--- START DATA ENTRIES ---

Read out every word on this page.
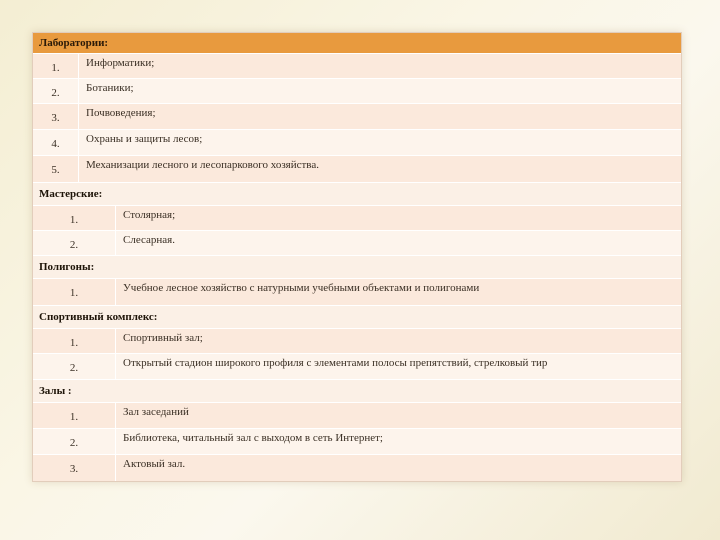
Лаборатории:
1.	Информатики;
2.	Ботаники;
3.	Почвоведения;
4.	Охраны и защиты лесов;
5.	Механизации лесного и лесопаркового хозяйства.
Мастерские:
1.	Столярная;
2.	Слесарная.
Полигоны:
1.	Учебное лесное хозяйство с натурными учебными объектами и полигонами
Спортивный комплекс:
1.	Спортивный зал;
2.	Открытый стадион широкого профиля с элементами полосы препятствий, стрелковый тир
Залы :
1.	Зал заседаний
2.	Библиотека, читальный зал с выходом в сеть Интернет;
3.	Актовый зал.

--- END DATA ENTRIES ---

§ **TASK REQUIREMENTS**
Locate the string "Спортивный" in the listing above and copy every line where it occurs.

§ **EXERCISE RESPONSE**
Спортивный комплекс:
1.	Спортивный зал;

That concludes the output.